● Source excerpt:
━━━━━━
I'm working on Antares - U.S.N.S. Antares (T-AKR 294) "a 946-foot high-speedmilitary transport. The Antares is one of the eight fast sealift ships, the pride of MSC Strategic Force..." Why isn't there a list somewhere?

 

What's RICA? I have his folder - inside is an article - a bad copy of a page of some sort of magazine. An article written by Ranger Dave Harris dated Winter 2003, RICA, Page 5.

 

I'll type it here if anyone is interested in reading it. I'd like to find the original somewhere so I could simply link it - so far no luck.

 

An aside here - for your future reference. When you're written up in a magazine or newspaper, and you're going to save it, please leave the thing intact. If it's a newspaper article, tear the entire page. If it's a magazine, save the entire magazine. Then you have the source and dates.

 

And I found this - scan down to Arens, John W. (William) on this link:

 

http://airbornerangerkoreanwar.org/rosters/03rd.htm

 

Attached are images of docs from Mr. Arens' folder. You may or may not be interested in these - they may mean nothing to you. Keep in mind they're copies of copies.

 

I have a page with his list of memberships and copies of the cards to go along with them. If a man is a Life Member of the Paratroopers Club, Life member of the Army Rangers, Korean War Combat and a Life Member of the 187th Ariborne Combat Veteran - Korea, does that mean he had to be involved in that service or can just anyone with a few dollars join? There's also a certificate that states he "satisfactorily completed the four (4) week course of instruction, employing self-contained underwater breathing apparatus, at this command is is qualified as a U.S. Navy SCUBA Diver"
━━━━━━
● The data:

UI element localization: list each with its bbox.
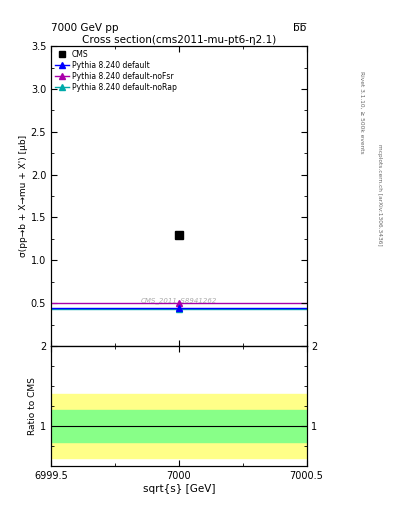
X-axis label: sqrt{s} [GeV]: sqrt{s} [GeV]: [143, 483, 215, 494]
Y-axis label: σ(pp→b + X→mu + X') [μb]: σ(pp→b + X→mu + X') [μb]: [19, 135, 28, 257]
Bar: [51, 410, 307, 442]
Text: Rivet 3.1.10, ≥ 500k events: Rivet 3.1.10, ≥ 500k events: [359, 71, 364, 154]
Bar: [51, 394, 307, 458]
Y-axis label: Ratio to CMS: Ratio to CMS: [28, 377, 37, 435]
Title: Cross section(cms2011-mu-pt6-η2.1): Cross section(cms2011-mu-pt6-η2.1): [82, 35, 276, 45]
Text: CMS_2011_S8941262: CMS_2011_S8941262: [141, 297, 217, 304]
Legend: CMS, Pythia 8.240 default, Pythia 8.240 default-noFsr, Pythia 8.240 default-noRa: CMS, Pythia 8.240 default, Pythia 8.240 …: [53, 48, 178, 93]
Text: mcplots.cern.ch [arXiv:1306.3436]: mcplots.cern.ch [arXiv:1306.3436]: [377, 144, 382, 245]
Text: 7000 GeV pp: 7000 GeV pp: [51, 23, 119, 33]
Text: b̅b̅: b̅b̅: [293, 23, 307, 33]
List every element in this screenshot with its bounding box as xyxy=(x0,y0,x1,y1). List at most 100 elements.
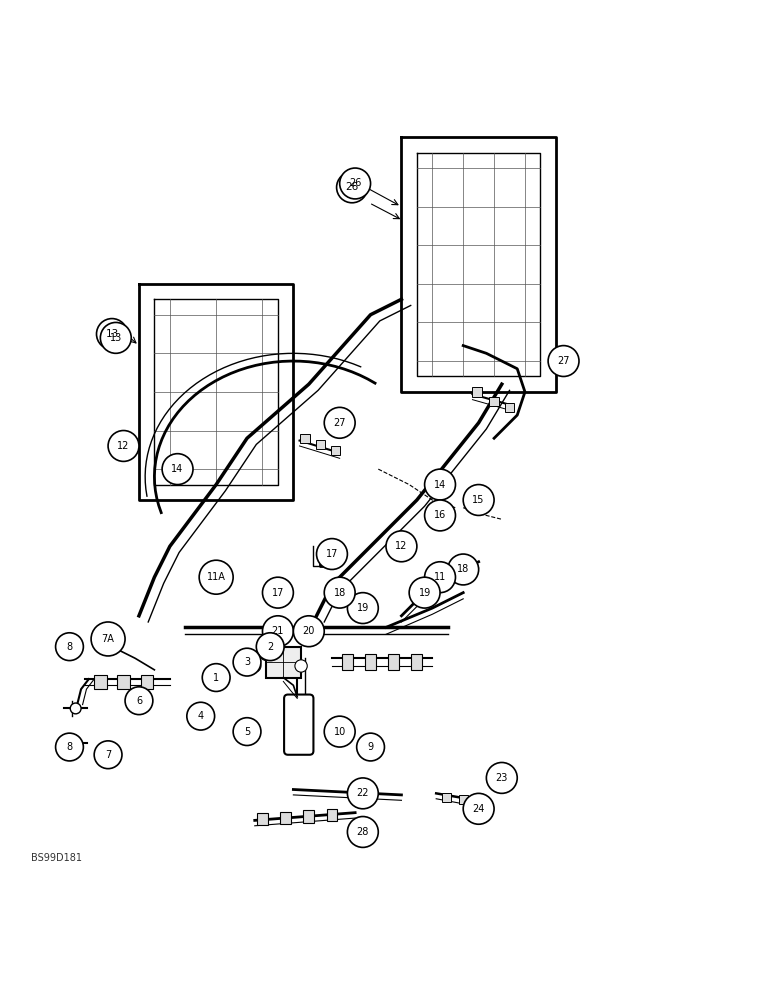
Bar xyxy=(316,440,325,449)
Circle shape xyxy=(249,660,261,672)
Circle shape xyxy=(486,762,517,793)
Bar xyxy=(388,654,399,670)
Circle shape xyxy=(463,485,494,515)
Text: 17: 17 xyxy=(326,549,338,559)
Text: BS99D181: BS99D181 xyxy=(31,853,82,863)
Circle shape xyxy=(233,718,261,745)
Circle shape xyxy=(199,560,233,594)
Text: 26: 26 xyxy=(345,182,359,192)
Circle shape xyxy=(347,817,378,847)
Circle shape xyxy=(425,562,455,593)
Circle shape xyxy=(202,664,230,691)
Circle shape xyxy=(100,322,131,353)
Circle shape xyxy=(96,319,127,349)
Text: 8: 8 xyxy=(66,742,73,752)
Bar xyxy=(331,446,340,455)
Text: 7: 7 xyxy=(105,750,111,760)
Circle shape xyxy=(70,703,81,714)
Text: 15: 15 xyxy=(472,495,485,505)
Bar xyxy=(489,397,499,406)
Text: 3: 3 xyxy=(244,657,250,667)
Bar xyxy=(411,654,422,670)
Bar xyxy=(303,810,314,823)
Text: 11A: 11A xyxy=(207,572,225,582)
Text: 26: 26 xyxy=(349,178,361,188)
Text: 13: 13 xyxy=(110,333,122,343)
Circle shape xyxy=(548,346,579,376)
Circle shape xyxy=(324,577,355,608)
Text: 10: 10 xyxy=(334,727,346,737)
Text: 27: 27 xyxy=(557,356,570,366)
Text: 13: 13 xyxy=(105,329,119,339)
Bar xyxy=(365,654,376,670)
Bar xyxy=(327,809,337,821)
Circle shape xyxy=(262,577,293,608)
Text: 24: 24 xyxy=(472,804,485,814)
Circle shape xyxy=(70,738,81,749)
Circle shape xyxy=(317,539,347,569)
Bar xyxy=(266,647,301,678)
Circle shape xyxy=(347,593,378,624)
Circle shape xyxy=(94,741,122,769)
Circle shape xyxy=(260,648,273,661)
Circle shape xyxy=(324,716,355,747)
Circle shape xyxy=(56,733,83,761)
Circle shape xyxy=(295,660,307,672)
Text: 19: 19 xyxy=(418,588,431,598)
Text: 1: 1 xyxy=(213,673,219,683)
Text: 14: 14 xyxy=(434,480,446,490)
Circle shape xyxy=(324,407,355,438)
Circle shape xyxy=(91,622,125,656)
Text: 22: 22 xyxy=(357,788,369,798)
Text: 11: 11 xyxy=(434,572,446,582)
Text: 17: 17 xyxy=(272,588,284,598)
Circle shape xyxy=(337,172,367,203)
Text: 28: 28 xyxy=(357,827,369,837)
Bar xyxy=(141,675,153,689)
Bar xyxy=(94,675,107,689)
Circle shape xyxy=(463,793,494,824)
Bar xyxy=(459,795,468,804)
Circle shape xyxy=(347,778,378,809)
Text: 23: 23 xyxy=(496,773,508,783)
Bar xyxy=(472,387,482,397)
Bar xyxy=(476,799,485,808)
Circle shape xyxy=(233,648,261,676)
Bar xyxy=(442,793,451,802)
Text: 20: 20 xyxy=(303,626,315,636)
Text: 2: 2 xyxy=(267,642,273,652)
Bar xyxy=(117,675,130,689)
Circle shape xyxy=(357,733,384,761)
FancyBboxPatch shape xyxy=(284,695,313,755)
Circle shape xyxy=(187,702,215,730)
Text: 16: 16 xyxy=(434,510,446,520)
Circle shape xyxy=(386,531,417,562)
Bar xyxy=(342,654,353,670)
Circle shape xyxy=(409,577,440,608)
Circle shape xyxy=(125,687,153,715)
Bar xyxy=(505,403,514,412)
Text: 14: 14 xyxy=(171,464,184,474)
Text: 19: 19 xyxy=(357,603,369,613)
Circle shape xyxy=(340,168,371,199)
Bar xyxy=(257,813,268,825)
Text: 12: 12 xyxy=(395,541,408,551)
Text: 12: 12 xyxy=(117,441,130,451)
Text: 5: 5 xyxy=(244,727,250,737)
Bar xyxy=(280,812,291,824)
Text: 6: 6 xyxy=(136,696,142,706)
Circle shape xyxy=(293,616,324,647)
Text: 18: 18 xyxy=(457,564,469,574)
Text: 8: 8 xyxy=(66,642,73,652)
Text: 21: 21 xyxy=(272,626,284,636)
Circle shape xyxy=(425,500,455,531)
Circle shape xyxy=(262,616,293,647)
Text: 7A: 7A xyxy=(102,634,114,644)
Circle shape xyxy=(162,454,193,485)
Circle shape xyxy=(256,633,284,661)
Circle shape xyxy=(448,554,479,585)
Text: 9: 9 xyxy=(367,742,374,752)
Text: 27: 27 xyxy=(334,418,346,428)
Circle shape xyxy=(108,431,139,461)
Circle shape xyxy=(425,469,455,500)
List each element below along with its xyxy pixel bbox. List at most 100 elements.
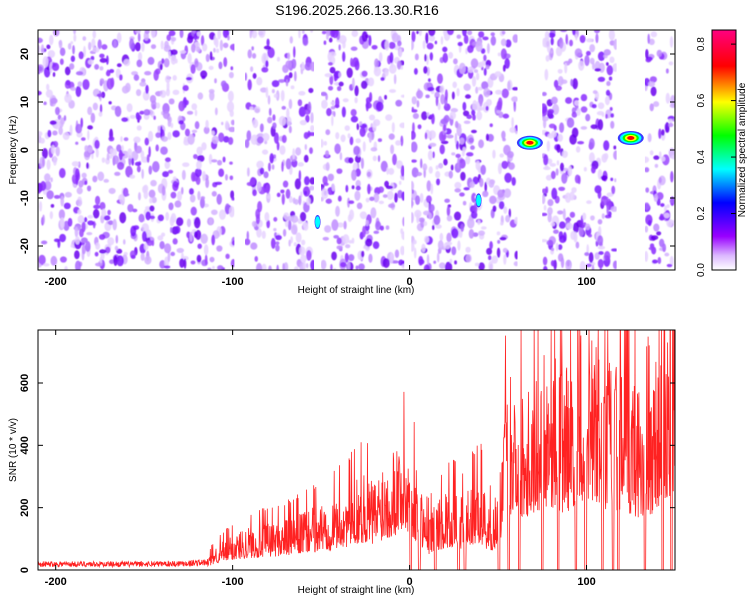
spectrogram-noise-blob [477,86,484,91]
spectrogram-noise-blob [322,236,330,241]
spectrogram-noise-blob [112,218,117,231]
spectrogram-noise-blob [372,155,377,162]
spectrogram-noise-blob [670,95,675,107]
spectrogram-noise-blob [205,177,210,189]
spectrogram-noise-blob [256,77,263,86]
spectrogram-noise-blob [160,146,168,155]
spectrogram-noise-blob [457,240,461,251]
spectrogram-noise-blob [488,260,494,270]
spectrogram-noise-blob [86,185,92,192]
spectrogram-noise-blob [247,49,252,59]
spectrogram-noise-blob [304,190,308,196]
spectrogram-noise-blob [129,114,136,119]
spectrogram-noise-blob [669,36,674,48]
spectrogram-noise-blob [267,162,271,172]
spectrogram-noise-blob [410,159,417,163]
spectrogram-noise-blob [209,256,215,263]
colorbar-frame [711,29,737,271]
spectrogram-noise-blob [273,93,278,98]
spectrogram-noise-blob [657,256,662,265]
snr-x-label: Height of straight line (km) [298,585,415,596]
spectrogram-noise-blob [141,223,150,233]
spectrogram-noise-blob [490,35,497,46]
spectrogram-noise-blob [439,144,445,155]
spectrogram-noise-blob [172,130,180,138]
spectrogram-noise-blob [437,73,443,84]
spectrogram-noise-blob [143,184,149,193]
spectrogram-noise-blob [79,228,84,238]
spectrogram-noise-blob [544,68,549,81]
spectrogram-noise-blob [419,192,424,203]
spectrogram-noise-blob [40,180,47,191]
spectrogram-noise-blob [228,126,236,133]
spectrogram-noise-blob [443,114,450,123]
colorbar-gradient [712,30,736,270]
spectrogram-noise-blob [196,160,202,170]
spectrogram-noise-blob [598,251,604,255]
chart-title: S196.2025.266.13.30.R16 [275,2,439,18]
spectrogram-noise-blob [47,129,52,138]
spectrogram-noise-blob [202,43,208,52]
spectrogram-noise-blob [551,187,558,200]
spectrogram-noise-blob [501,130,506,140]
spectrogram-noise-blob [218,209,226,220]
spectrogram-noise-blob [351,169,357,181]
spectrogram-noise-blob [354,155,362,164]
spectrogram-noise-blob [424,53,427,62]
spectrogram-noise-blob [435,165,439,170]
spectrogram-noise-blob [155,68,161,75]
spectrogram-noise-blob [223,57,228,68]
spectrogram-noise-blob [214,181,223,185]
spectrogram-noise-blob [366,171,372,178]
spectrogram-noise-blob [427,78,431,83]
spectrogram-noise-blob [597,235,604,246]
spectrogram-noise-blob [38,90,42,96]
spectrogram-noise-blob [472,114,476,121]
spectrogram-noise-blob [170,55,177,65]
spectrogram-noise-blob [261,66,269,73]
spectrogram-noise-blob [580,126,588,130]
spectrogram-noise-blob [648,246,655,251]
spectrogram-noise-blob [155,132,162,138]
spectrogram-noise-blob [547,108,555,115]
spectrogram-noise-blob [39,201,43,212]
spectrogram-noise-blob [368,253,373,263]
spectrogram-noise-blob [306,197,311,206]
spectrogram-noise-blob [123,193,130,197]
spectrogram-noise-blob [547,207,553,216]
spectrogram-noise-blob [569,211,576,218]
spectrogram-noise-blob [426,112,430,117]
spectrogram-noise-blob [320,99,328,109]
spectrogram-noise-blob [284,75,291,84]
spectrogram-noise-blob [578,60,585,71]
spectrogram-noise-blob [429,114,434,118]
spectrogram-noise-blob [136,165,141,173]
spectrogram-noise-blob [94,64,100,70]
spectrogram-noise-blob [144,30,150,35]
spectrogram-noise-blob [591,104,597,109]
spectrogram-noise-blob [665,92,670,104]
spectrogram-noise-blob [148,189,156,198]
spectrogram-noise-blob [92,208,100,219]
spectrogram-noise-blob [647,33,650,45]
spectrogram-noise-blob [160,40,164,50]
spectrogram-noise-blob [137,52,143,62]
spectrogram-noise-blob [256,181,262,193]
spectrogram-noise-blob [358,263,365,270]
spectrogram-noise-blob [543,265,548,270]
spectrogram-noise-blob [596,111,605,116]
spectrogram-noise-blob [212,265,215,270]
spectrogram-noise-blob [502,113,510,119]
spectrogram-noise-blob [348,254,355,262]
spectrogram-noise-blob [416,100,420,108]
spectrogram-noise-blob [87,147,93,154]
━━━━━━
● Directive 1:
In the post about the Arens folder, which organizations is the man said to be a Life Member of?
● Directive 2:
Reproduce the listing lines, covering the stretch from the line containing "spectrogram-noise-blob [477,86,484,91]" through the line containing "spectrogram-noise-blob [247,49,252,59]", with both of those lines included.
The post about the Arens folder and the listing are unrelated pieces of material.

● Full output 1:
The Paratroopers Club, the Army Rangers, and the 187th Ariborne Combat Veteran - Korea.

● Full output 2:
spectrogram-noise-blob [477,86,484,91]
spectrogram-noise-blob [322,236,330,241]
spectrogram-noise-blob [112,218,117,231]
spectrogram-noise-blob [372,155,377,162]
spectrogram-noise-blob [670,95,675,107]
spectrogram-noise-blob [205,177,210,189]
spectrogram-noise-blob [256,77,263,86]
spectrogram-noise-blob [160,146,168,155]
spectrogram-noise-blob [457,240,461,251]
spectrogram-noise-blob [488,260,494,270]
spectrogram-noise-blob [86,185,92,192]
spectrogram-noise-blob [247,49,252,59]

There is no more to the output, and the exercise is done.